## START

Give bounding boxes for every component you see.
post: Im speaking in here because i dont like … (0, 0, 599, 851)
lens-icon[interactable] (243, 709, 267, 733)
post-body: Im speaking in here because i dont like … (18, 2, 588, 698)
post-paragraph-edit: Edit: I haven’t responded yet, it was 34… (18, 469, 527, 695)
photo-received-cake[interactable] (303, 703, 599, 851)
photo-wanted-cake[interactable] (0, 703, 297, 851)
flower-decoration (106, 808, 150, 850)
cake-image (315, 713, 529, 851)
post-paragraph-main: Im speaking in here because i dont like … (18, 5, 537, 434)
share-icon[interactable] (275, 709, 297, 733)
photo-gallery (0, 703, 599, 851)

## END

Pull out every line of the material that contains the word "dont".

post: Im speaking in here because i dont like … (0, 0, 599, 851)
post-body: Im speaking in here because i dont like … (18, 2, 588, 698)
post-paragraph-main: Im speaking in here because i dont like … (18, 5, 537, 434)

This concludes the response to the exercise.